PROBLEM DESCRIPTION - What is the number of lines in the entries below that include the word "Isentropic"? Provide the number only.

(Extracted data entries)
========================
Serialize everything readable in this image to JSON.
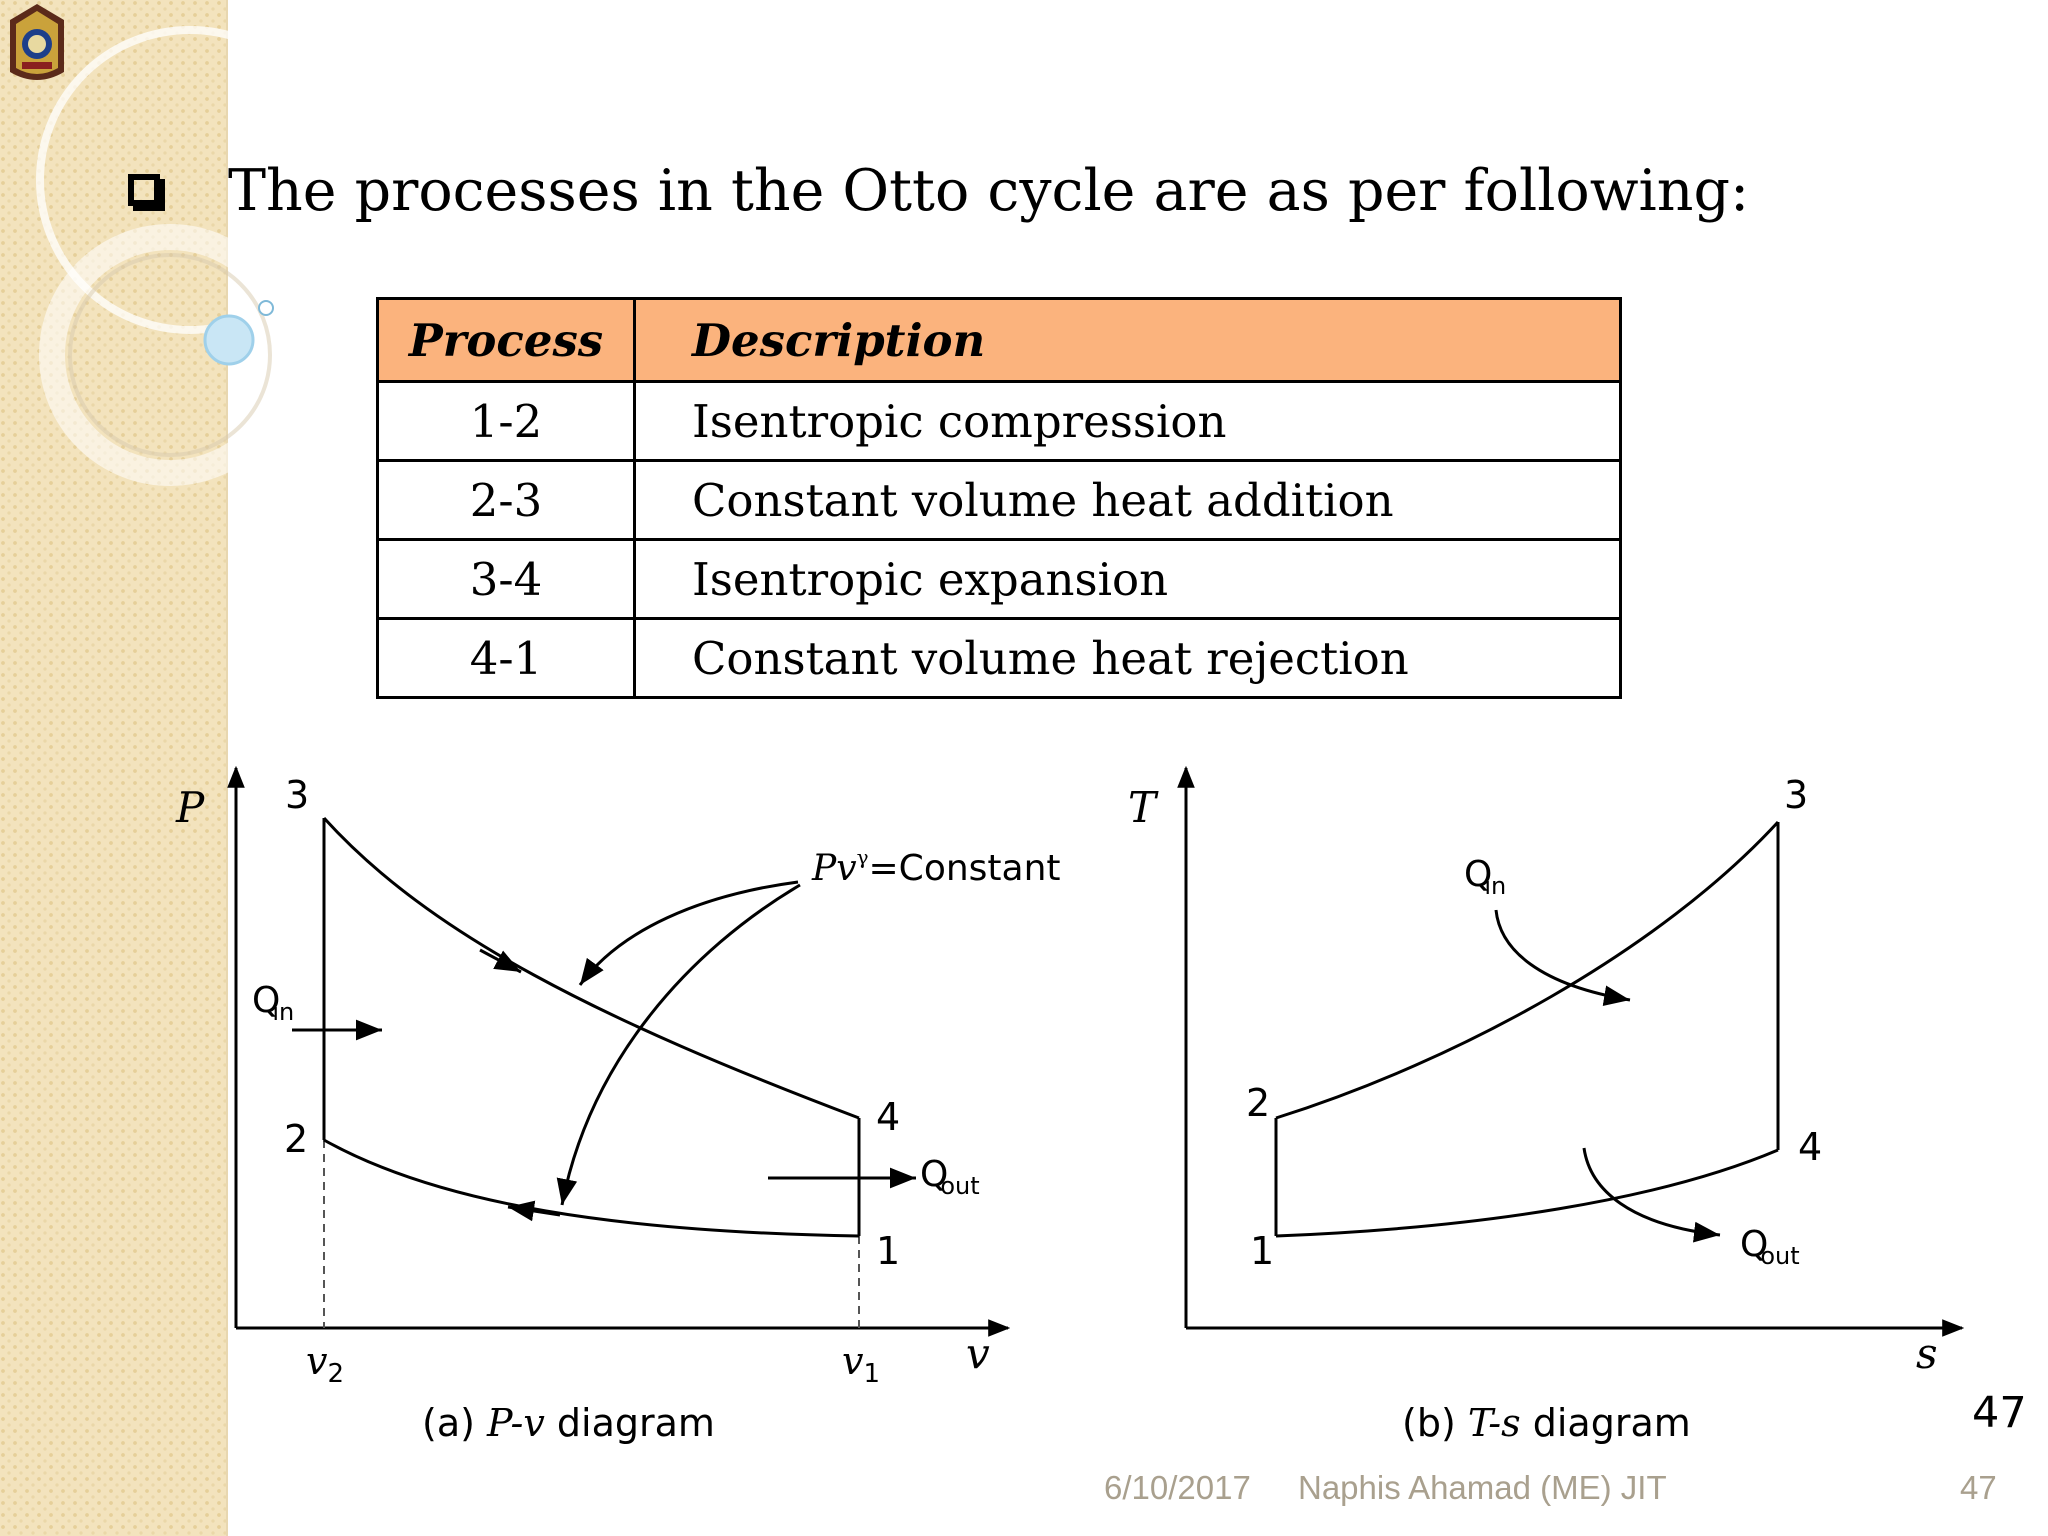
{
  "heading": "The processes in the Otto cycle are as per following:",
  "table": {
    "headers": [
      "Process",
      "Description"
    ],
    "rows": [
      {
        "process": "1-2",
        "description": "Isentropic compression"
      },
      {
        "process": "2-3",
        "description": "Constant volume heat addition"
      },
      {
        "process": "3-4",
        "description": "Isentropic expansion"
      },
      {
        "process": "4-1",
        "description": "Constant volume heat rejection"
      }
    ],
    "header_color": "#fbb37d"
  },
  "pv_diagram": {
    "y_axis": "P",
    "x_axis": "v",
    "points": {
      "p1": "1",
      "p2": "2",
      "p3": "3",
      "p4": "4"
    },
    "v2_base": "v",
    "v2_sub": "2",
    "v1_base": "v",
    "v1_sub": "1",
    "q_in": "Q",
    "q_in_sub": "in",
    "q_out": "Q",
    "q_out_sub": "out",
    "eq_pv": "Pv",
    "eq_gamma": "γ",
    "eq_rest": "=Constant",
    "caption_pre": "(a) ",
    "caption_var": "P-v",
    "caption_post": " diagram"
  },
  "ts_diagram": {
    "y_axis": "T",
    "x_axis": "s",
    "points": {
      "p1": "1",
      "p2": "2",
      "p3": "3",
      "p4": "4"
    },
    "q_in": "Q",
    "q_in_sub": "in",
    "q_out": "Q",
    "q_out_sub": "out",
    "caption_pre": "(b) ",
    "caption_var": "T-s",
    "caption_post": " diagram"
  },
  "slide_number": "47",
  "footer": {
    "date": "6/10/2017",
    "author": "Naphis Ahamad (ME) JIT",
    "page": "47"
  }
}
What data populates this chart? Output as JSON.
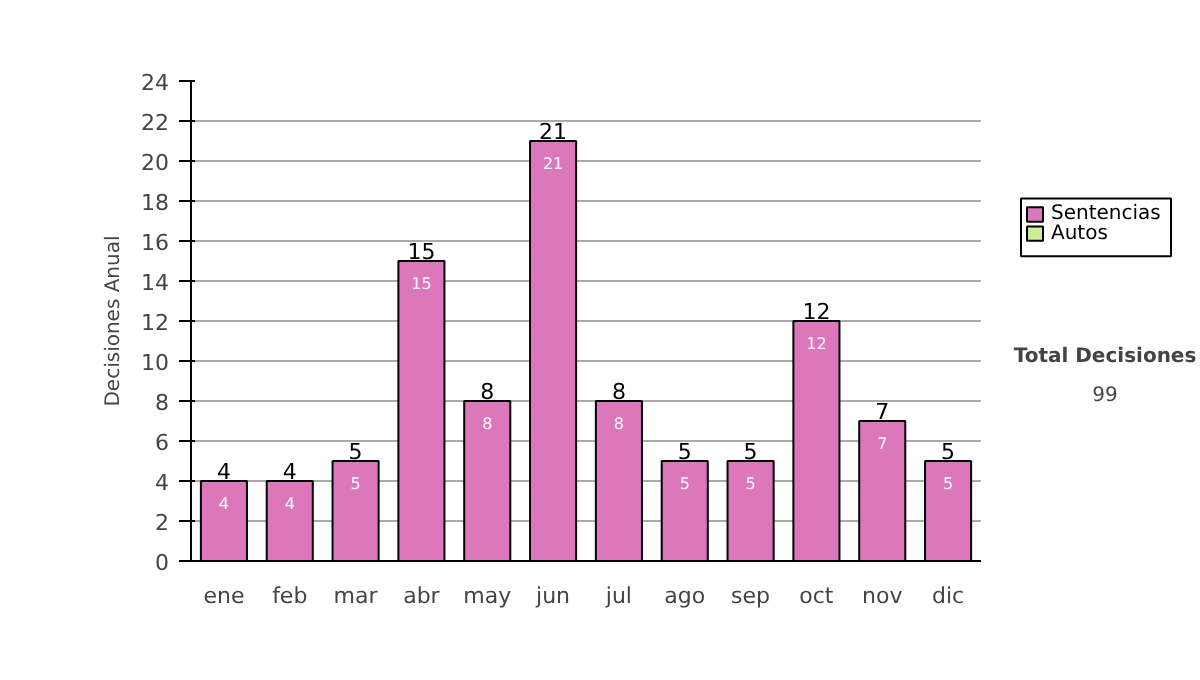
========================
ANSWER FOR THE TASK - 2